Collected data
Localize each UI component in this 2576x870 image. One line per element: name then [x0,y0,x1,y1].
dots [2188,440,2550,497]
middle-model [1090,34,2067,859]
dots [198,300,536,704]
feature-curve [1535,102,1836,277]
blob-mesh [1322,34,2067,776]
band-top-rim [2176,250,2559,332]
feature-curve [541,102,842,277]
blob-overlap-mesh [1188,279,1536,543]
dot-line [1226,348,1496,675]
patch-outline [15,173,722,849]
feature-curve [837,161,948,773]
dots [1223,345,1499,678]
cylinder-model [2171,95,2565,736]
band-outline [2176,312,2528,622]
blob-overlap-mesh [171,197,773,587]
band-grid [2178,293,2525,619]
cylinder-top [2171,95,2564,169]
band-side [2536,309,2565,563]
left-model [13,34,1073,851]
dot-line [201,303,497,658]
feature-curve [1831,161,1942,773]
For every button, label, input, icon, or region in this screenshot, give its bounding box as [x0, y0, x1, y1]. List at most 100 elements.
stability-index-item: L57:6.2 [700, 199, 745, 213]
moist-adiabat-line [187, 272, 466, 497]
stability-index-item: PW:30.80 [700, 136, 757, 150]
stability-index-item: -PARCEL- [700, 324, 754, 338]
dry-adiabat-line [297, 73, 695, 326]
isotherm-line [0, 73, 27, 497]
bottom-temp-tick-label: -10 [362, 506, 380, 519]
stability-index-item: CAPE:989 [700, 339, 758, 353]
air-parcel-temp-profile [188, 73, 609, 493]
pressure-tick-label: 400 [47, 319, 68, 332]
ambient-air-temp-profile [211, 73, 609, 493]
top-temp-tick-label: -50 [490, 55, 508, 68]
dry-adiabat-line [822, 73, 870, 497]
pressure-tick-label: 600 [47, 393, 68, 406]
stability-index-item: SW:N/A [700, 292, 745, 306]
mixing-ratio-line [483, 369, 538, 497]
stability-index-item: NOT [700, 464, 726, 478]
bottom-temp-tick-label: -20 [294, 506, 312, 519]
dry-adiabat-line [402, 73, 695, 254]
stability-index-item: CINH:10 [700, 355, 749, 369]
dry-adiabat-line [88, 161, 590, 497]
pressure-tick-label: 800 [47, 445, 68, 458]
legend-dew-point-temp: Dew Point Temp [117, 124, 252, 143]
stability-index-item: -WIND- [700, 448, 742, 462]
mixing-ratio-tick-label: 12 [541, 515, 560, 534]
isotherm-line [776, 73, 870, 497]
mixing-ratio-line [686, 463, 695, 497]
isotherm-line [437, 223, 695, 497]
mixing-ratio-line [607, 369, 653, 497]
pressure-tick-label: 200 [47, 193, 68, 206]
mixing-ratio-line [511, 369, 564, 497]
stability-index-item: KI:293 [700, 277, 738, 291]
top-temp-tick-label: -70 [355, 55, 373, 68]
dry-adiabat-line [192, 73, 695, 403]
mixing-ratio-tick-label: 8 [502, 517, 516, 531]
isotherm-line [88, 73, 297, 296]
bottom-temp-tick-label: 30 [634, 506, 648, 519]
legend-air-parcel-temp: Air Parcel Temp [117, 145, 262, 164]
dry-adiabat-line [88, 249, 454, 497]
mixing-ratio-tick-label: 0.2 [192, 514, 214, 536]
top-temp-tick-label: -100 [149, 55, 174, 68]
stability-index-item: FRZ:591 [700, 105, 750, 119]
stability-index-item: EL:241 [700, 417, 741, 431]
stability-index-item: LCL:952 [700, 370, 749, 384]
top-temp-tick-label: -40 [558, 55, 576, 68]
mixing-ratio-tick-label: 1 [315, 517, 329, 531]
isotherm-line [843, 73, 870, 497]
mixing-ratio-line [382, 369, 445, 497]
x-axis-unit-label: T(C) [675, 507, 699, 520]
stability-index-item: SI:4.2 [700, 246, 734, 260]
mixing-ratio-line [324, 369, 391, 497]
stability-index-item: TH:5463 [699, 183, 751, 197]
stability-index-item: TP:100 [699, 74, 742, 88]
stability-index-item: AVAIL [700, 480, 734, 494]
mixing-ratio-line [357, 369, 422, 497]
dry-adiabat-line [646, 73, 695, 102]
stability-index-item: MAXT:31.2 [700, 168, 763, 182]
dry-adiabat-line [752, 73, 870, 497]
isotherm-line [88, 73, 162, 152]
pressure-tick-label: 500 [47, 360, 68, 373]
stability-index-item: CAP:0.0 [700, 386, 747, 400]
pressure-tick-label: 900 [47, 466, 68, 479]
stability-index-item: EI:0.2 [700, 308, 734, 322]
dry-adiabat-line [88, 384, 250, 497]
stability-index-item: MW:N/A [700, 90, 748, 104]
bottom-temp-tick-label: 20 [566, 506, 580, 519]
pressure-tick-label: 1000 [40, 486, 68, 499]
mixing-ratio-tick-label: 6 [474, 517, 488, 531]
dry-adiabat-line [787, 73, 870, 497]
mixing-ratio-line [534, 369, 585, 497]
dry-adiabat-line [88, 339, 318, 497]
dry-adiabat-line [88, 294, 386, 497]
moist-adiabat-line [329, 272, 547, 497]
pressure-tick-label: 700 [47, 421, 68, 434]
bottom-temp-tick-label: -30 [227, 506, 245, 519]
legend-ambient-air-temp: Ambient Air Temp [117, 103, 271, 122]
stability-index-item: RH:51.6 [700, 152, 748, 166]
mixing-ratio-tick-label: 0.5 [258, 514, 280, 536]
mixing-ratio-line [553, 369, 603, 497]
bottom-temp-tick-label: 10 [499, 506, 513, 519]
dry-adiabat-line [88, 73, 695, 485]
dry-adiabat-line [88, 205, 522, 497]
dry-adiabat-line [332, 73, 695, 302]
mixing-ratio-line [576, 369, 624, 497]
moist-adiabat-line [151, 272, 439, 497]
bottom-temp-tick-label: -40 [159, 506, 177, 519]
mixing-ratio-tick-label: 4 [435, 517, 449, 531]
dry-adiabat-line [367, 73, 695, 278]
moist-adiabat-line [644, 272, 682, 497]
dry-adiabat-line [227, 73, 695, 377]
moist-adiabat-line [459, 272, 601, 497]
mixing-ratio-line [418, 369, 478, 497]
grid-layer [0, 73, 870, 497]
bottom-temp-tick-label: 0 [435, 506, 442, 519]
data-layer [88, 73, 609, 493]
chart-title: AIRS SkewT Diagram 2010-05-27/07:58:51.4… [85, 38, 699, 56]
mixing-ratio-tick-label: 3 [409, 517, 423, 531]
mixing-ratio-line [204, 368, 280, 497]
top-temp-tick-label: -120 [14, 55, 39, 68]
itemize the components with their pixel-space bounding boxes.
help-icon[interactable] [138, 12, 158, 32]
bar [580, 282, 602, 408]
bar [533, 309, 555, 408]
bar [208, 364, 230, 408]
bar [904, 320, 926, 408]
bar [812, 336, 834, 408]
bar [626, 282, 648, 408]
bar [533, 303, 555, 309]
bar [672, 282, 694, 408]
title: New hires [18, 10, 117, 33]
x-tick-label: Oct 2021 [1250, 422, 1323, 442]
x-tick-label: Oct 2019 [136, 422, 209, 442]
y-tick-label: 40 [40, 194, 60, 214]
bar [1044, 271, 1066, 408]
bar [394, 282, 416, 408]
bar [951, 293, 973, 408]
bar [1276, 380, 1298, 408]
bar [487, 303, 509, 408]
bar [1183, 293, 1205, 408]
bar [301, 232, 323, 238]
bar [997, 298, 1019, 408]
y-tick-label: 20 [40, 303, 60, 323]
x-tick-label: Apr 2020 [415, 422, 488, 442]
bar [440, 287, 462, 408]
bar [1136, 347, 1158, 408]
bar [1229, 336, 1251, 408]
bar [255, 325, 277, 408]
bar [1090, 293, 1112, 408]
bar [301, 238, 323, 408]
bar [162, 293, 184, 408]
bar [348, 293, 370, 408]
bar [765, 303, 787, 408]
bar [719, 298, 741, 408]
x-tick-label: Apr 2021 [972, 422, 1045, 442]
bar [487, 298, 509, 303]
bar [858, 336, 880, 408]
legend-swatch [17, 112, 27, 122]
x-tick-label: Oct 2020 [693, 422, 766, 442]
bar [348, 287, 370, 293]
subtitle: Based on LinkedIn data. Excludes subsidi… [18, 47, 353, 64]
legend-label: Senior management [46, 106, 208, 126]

Written request> Please copy the data word for word, from its first line up to and including the line with "stability-index-item: SW:N/A [700, 292, 745, 306]".

Answer for this exercise>
Localize each UI component in this 2576x870 image. One line per element: name then [x0,y0,x1,y1].
dots [2188,440,2550,497]
middle-model [1090,34,2067,859]
dots [198,300,536,704]
feature-curve [1535,102,1836,277]
blob-mesh [1322,34,2067,776]
band-top-rim [2176,250,2559,332]
feature-curve [541,102,842,277]
blob-overlap-mesh [1188,279,1536,543]
dot-line [1226,348,1496,675]
patch-outline [15,173,722,849]
feature-curve [837,161,948,773]
dots [1223,345,1499,678]
cylinder-model [2171,95,2565,736]
band-outline [2176,312,2528,622]
blob-overlap-mesh [171,197,773,587]
band-grid [2178,293,2525,619]
cylinder-top [2171,95,2564,169]
band-side [2536,309,2565,563]
left-model [13,34,1073,851]
dot-line [201,303,497,658]
feature-curve [1831,161,1942,773]
For every button, label, input, icon, or region in this screenshot, give its bounding box as [x0, y0, x1, y1]. List at most 100 elements.
stability-index-item: L57:6.2 [700, 199, 745, 213]
moist-adiabat-line [187, 272, 466, 497]
stability-index-item: PW:30.80 [700, 136, 757, 150]
stability-index-item: -PARCEL- [700, 324, 754, 338]
dry-adiabat-line [297, 73, 695, 326]
isotherm-line [0, 73, 27, 497]
bottom-temp-tick-label: -10 [362, 506, 380, 519]
stability-index-item: CAPE:989 [700, 339, 758, 353]
air-parcel-temp-profile [188, 73, 609, 493]
pressure-tick-label: 400 [47, 319, 68, 332]
ambient-air-temp-profile [211, 73, 609, 493]
top-temp-tick-label: -50 [490, 55, 508, 68]
dry-adiabat-line [822, 73, 870, 497]
pressure-tick-label: 600 [47, 393, 68, 406]
stability-index-item: SW:N/A [700, 292, 745, 306]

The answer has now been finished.